=== Stored items ===
"""
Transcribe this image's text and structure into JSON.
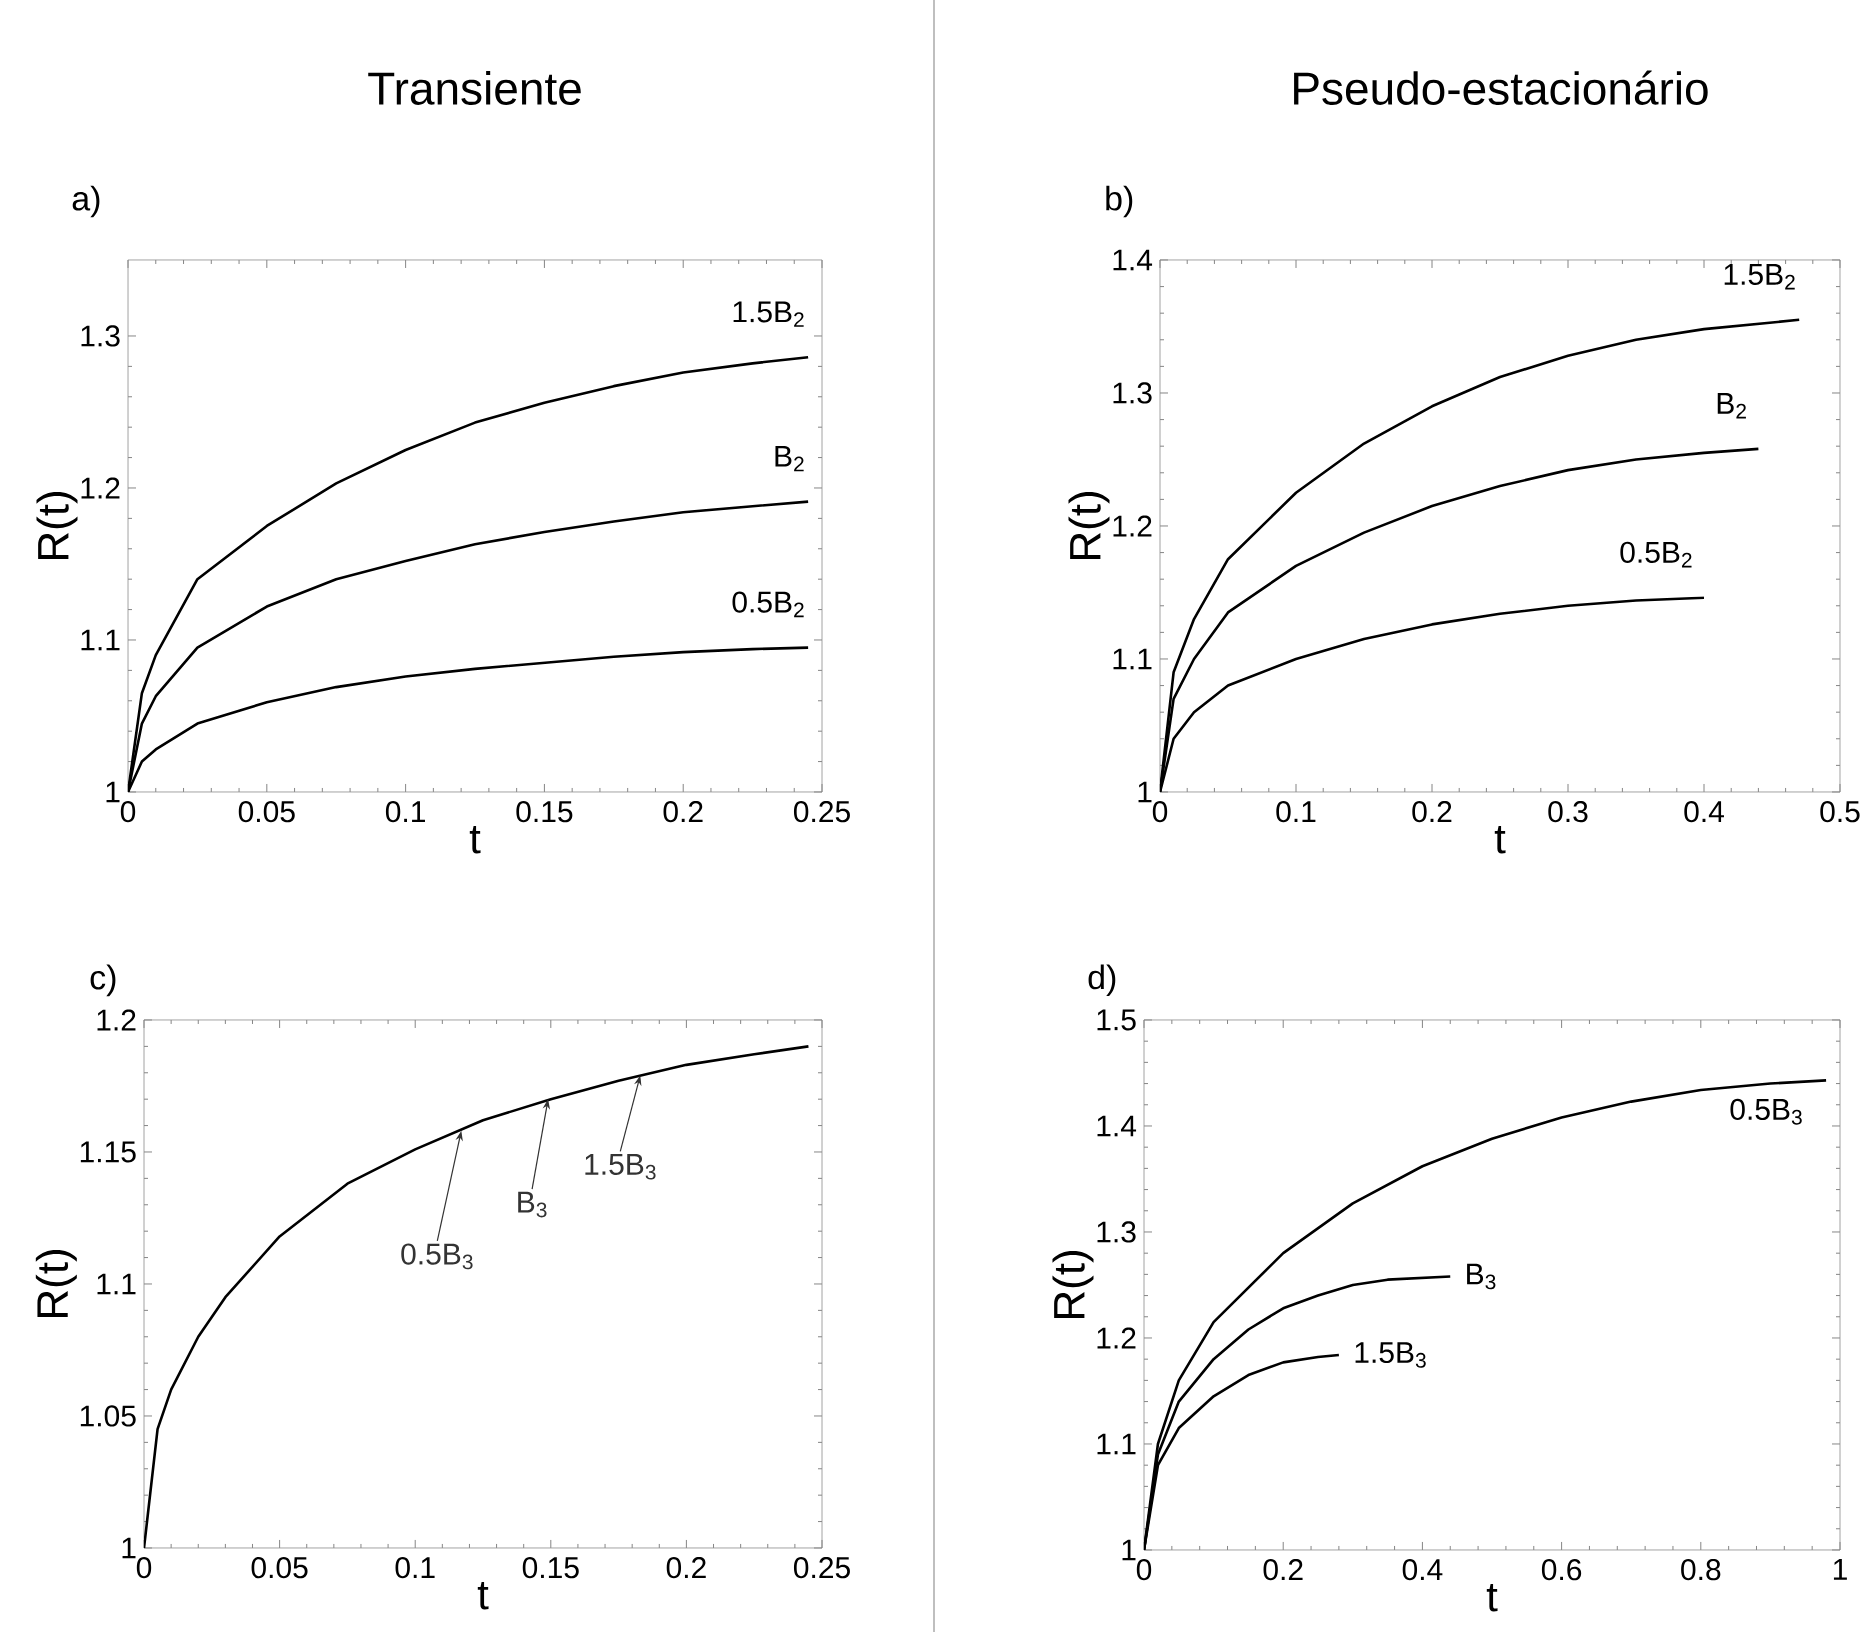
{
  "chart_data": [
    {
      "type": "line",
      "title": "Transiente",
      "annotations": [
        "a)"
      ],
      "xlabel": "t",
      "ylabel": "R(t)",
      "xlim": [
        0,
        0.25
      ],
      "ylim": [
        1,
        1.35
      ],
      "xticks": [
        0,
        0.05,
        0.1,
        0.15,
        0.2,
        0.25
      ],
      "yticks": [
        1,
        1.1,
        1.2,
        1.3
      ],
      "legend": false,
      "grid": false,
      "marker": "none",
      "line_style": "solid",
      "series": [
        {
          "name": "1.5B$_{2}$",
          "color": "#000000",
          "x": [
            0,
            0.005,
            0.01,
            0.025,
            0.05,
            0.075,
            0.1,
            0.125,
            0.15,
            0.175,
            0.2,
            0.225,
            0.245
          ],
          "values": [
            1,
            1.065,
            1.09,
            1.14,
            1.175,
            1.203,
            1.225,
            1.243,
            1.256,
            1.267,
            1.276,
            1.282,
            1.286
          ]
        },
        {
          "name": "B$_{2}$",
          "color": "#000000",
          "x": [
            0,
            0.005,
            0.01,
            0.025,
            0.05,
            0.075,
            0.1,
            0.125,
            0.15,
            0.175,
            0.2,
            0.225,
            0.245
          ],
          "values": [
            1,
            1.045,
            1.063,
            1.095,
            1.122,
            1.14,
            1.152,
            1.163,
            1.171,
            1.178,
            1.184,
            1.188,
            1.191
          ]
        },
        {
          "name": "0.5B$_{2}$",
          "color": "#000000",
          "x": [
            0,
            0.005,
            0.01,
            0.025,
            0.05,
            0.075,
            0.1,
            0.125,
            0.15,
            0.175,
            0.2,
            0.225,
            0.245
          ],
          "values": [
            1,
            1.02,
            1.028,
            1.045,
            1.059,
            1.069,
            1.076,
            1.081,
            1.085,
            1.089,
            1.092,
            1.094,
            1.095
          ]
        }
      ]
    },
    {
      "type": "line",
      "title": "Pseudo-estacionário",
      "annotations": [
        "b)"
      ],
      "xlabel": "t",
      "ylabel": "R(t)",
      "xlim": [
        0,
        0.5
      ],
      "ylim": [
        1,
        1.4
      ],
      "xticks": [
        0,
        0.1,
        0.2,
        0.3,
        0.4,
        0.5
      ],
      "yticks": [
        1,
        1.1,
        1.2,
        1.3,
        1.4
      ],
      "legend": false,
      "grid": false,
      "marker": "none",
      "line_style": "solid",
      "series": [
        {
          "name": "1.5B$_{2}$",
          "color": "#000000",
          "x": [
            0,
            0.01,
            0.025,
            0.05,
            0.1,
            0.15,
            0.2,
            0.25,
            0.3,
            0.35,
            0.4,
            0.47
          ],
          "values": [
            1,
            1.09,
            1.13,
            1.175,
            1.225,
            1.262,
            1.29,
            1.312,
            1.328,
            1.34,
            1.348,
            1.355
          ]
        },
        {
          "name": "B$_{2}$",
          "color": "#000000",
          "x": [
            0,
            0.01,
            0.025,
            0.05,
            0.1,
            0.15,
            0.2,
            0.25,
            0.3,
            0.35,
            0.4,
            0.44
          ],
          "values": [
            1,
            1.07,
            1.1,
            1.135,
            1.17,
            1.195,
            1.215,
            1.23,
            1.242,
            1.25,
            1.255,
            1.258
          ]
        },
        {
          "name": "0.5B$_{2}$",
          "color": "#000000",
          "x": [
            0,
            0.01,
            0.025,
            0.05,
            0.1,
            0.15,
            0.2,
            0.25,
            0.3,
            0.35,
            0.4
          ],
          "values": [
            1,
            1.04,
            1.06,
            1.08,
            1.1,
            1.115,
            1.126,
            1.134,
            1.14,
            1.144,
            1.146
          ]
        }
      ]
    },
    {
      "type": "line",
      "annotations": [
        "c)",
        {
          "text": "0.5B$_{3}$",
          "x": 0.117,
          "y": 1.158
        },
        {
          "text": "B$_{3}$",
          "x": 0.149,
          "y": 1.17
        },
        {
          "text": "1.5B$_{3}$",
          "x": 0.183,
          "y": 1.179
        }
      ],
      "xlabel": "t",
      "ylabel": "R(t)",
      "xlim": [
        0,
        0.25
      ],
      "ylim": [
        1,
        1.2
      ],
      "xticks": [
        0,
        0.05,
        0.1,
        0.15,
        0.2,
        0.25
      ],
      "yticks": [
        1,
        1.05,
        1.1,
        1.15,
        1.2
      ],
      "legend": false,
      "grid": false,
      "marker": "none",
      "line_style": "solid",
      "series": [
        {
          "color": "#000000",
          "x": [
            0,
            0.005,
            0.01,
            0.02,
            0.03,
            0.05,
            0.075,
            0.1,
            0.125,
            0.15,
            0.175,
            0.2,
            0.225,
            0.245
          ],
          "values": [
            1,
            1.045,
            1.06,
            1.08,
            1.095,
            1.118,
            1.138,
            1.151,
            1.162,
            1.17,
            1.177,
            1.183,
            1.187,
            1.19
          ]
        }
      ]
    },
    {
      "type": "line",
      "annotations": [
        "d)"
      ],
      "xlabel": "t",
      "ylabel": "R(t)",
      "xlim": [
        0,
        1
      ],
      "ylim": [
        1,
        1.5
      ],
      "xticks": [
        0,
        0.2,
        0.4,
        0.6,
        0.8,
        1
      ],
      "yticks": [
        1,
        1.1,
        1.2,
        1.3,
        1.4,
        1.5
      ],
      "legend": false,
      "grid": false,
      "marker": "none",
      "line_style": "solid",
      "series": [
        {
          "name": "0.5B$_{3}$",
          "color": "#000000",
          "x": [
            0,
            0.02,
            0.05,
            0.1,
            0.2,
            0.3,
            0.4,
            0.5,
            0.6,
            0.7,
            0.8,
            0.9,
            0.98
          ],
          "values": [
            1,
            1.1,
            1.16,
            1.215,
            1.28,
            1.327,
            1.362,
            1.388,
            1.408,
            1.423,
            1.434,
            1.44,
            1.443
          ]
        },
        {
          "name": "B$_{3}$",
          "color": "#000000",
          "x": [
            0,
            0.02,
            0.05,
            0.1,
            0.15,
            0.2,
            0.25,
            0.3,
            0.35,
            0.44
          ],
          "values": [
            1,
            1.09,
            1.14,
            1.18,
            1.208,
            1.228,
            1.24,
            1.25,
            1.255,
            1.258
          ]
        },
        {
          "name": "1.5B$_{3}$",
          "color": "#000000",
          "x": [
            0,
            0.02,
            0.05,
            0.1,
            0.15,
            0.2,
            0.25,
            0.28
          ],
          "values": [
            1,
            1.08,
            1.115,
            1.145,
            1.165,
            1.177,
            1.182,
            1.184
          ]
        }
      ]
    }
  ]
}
"""
"""
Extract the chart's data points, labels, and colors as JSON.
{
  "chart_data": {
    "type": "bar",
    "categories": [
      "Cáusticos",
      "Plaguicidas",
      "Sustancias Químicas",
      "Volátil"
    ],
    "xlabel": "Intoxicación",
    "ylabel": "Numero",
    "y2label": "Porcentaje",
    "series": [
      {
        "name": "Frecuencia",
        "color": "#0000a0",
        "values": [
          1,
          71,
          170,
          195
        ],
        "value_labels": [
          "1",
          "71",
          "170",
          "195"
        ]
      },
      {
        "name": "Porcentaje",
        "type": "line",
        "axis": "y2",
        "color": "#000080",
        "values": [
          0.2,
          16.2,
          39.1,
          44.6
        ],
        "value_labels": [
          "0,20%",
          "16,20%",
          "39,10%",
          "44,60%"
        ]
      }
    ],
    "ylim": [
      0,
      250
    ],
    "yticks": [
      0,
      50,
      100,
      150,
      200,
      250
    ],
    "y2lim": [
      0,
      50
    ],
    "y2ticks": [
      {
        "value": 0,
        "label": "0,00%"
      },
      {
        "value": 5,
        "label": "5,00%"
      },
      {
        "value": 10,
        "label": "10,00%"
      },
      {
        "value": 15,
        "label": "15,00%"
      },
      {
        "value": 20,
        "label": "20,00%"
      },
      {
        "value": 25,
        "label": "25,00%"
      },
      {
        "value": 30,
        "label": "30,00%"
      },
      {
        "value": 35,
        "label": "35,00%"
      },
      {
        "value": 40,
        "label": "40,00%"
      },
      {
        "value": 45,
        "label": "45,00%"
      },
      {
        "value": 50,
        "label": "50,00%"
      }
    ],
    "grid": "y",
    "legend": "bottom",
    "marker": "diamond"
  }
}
"""
"""
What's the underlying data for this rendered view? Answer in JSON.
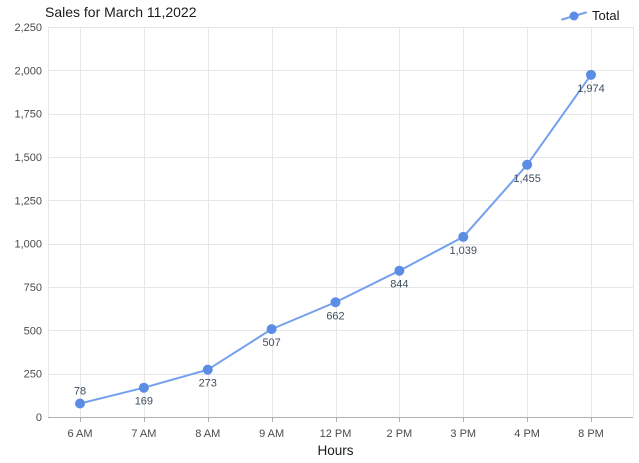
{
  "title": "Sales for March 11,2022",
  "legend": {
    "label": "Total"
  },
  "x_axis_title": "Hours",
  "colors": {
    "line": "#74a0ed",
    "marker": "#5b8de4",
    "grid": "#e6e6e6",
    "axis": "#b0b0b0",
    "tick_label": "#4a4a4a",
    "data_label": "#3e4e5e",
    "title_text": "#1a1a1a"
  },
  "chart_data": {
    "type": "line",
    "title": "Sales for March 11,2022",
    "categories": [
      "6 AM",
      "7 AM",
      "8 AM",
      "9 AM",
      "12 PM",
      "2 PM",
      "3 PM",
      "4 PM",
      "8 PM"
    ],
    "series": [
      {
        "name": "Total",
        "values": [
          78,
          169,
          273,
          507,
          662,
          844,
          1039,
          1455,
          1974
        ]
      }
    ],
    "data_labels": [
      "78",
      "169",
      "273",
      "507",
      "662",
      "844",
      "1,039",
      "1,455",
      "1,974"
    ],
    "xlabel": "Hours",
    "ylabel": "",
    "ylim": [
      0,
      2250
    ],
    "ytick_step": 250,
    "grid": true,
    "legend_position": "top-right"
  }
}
"""
=== What this task involves ===
Copy each line of the data above that holds "name".

=== Finished answer ===
          "name": "1.5B$_{2}$",
          "name": "B$_{2}$",
          "name": "0.5B$_{2}$",
          "name": "1.5B$_{2}$",
          "name": "B$_{2}$",
          "name": "0.5B$_{2}$",
          "name": "0.5B$_{3}$",
          "name": "B$_{3}$",
          "name": "1.5B$_{3}$",
        "name": "Frecuencia",
        "name": "Porcentaje",
        "name": "Total",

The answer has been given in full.